[Data excerpts]
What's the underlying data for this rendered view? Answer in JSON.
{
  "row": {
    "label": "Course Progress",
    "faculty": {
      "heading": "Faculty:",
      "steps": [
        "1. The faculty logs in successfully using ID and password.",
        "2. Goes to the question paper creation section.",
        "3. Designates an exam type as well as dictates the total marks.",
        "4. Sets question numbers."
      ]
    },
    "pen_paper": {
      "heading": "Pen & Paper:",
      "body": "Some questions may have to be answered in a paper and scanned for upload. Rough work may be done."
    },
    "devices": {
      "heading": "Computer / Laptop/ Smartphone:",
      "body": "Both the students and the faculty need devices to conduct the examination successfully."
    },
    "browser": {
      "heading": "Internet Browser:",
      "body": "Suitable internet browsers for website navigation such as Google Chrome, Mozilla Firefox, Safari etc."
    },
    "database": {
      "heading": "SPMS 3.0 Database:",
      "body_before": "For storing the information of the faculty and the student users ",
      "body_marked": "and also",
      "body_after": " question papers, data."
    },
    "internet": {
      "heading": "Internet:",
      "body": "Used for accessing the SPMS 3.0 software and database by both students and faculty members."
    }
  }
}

# [INSTRUCTIONS FOR THE TASK]
Locate all lines that include the word "devices" and copy them out.

# [TASK RESPONSE]
    "devices": {
      "body": "Both the students and the faculty need devices to conduct the examination successfully."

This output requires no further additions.